Quote all of the entries word for word.
** START SUPPLIED RECORDS **
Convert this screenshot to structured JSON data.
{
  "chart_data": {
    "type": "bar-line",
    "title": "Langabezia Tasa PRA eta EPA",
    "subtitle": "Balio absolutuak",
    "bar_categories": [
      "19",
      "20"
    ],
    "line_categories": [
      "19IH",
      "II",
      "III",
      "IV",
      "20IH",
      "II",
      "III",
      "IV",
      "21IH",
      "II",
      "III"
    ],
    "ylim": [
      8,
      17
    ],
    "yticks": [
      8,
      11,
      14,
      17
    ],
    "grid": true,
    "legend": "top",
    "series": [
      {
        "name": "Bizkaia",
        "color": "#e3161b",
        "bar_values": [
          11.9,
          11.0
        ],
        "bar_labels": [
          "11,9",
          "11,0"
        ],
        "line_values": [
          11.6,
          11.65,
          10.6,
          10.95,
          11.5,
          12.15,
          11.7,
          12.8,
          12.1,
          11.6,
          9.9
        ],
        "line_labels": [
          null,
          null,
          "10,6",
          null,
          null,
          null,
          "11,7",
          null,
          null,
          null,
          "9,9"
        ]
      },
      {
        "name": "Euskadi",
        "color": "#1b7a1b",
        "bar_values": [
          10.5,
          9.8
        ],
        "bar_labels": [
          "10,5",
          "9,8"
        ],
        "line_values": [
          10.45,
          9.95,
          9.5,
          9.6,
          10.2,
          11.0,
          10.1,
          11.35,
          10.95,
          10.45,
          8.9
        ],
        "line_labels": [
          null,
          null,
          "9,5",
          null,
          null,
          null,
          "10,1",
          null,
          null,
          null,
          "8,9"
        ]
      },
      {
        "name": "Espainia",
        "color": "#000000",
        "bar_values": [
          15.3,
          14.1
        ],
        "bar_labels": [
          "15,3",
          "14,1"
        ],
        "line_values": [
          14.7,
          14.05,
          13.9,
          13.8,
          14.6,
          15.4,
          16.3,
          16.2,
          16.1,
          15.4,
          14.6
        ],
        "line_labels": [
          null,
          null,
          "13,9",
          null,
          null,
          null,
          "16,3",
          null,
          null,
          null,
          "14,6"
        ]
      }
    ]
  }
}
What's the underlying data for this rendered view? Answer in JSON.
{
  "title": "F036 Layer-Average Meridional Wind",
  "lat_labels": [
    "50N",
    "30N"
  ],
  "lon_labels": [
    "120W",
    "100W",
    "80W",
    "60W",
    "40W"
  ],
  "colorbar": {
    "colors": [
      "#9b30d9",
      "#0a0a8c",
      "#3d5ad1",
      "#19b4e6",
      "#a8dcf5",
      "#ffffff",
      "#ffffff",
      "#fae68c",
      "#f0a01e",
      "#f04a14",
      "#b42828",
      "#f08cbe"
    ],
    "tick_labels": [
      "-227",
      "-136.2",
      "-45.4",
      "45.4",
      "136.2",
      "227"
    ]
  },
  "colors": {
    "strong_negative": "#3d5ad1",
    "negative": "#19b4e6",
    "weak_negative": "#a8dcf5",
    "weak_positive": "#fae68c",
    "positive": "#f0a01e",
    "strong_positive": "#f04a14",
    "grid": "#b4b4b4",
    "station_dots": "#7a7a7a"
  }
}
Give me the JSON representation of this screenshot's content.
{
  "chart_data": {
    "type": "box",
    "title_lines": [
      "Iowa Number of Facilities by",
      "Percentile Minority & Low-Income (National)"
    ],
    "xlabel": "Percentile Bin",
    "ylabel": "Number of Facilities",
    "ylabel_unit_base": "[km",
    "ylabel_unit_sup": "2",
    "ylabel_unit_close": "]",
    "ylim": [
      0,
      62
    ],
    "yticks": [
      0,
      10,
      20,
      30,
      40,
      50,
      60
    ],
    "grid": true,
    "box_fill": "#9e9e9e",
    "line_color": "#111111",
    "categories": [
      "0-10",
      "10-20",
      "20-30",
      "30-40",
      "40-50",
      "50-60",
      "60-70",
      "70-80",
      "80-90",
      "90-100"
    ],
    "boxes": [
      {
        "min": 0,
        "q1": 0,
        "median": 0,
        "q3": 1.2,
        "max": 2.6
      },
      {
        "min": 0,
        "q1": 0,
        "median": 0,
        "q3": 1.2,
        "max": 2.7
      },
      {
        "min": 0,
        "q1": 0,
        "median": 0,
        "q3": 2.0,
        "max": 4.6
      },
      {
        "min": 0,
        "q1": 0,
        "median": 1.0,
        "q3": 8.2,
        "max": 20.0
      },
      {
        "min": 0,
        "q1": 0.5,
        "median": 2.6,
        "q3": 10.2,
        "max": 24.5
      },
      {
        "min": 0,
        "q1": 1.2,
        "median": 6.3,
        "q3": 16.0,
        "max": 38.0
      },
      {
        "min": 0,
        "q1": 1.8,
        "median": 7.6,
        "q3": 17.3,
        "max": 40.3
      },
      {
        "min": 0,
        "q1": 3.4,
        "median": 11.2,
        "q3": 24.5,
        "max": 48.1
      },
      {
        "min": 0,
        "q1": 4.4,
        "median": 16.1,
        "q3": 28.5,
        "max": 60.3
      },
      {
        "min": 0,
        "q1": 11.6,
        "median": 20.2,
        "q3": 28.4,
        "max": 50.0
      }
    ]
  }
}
** END SUPPLIED RECORDS **
> **THE RESPONSE**:
Convert this screenshot to structured JSON data.
{
  "chart_data": {
    "type": "bar-line",
    "title": "Langabezia Tasa PRA eta EPA",
    "subtitle": "Balio absolutuak",
    "bar_categories": [
      "19",
      "20"
    ],
    "line_categories": [
      "19IH",
      "II",
      "III",
      "IV",
      "20IH",
      "II",
      "III",
      "IV",
      "21IH",
      "II",
      "III"
    ],
    "ylim": [
      8,
      17
    ],
    "yticks": [
      8,
      11,
      14,
      17
    ],
    "grid": true,
    "legend": "top",
    "series": [
      {
        "name": "Bizkaia",
        "color": "#e3161b",
        "bar_values": [
          11.9,
          11.0
        ],
        "bar_labels": [
          "11,9",
          "11,0"
        ],
        "line_values": [
          11.6,
          11.65,
          10.6,
          10.95,
          11.5,
          12.15,
          11.7,
          12.8,
          12.1,
          11.6,
          9.9
        ],
        "line_labels": [
          null,
          null,
          "10,6",
          null,
          null,
          null,
          "11,7",
          null,
          null,
          null,
          "9,9"
        ]
      },
      {
        "name": "Euskadi",
        "color": "#1b7a1b",
        "bar_values": [
          10.5,
          9.8
        ],
        "bar_labels": [
          "10,5",
          "9,8"
        ],
        "line_values": [
          10.45,
          9.95,
          9.5,
          9.6,
          10.2,
          11.0,
          10.1,
          11.35,
          10.95,
          10.45,
          8.9
        ],
        "line_labels": [
          null,
          null,
          "9,5",
          null,
          null,
          null,
          "10,1",
          null,
          null,
          null,
          "8,9"
        ]
      },
      {
        "name": "Espainia",
        "color": "#000000",
        "bar_values": [
          15.3,
          14.1
        ],
        "bar_labels": [
          "15,3",
          "14,1"
        ],
        "line_values": [
          14.7,
          14.05,
          13.9,
          13.8,
          14.6,
          15.4,
          16.3,
          16.2,
          16.1,
          15.4,
          14.6
        ],
        "line_labels": [
          null,
          null,
          "13,9",
          null,
          null,
          null,
          "16,3",
          null,
          null,
          null,
          "14,6"
        ]
      }
    ]
  }
}
What's the underlying data for this rendered view? Answer in JSON.
{
  "title": "F036 Layer-Average Meridional Wind",
  "lat_labels": [
    "50N",
    "30N"
  ],
  "lon_labels": [
    "120W",
    "100W",
    "80W",
    "60W",
    "40W"
  ],
  "colorbar": {
    "colors": [
      "#9b30d9",
      "#0a0a8c",
      "#3d5ad1",
      "#19b4e6",
      "#a8dcf5",
      "#ffffff",
      "#ffffff",
      "#fae68c",
      "#f0a01e",
      "#f04a14",
      "#b42828",
      "#f08cbe"
    ],
    "tick_labels": [
      "-227",
      "-136.2",
      "-45.4",
      "45.4",
      "136.2",
      "227"
    ]
  },
  "colors": {
    "strong_negative": "#3d5ad1",
    "negative": "#19b4e6",
    "weak_negative": "#a8dcf5",
    "weak_positive": "#fae68c",
    "positive": "#f0a01e",
    "strong_positive": "#f04a14",
    "grid": "#b4b4b4",
    "station_dots": "#7a7a7a"
  }
}
Give me the JSON representation of this screenshot's content.
{
  "chart_data": {
    "type": "box",
    "title_lines": [
      "Iowa Number of Facilities by",
      "Percentile Minority & Low-Income (National)"
    ],
    "xlabel": "Percentile Bin",
    "ylabel": "Number of Facilities",
    "ylabel_unit_base": "[km",
    "ylabel_unit_sup": "2",
    "ylabel_unit_close": "]",
    "ylim": [
      0,
      62
    ],
    "yticks": [
      0,
      10,
      20,
      30,
      40,
      50,
      60
    ],
    "grid": true,
    "box_fill": "#9e9e9e",
    "line_color": "#111111",
    "categories": [
      "0-10",
      "10-20",
      "20-30",
      "30-40",
      "40-50",
      "50-60",
      "60-70",
      "70-80",
      "80-90",
      "90-100"
    ],
    "boxes": [
      {
        "min": 0,
        "q1": 0,
        "median": 0,
        "q3": 1.2,
        "max": 2.6
      },
      {
        "min": 0,
        "q1": 0,
        "median": 0,
        "q3": 1.2,
        "max": 2.7
      },
      {
        "min": 0,
        "q1": 0,
        "median": 0,
        "q3": 2.0,
        "max": 4.6
      },
      {
        "min": 0,
        "q1": 0,
        "median": 1.0,
        "q3": 8.2,
        "max": 20.0
      },
      {
        "min": 0,
        "q1": 0.5,
        "median": 2.6,
        "q3": 10.2,
        "max": 24.5
      },
      {
        "min": 0,
        "q1": 1.2,
        "median": 6.3,
        "q3": 16.0,
        "max": 38.0
      },
      {
        "min": 0,
        "q1": 1.8,
        "median": 7.6,
        "q3": 17.3,
        "max": 40.3
      },
      {
        "min": 0,
        "q1": 3.4,
        "median": 11.2,
        "q3": 24.5,
        "max": 48.1
      },
      {
        "min": 0,
        "q1": 4.4,
        "median": 16.1,
        "q3": 28.5,
        "max": 60.3
      },
      {
        "min": 0,
        "q1": 11.6,
        "median": 20.2,
        "q3": 28.4,
        "max": 50.0
      }
    ]
  }
}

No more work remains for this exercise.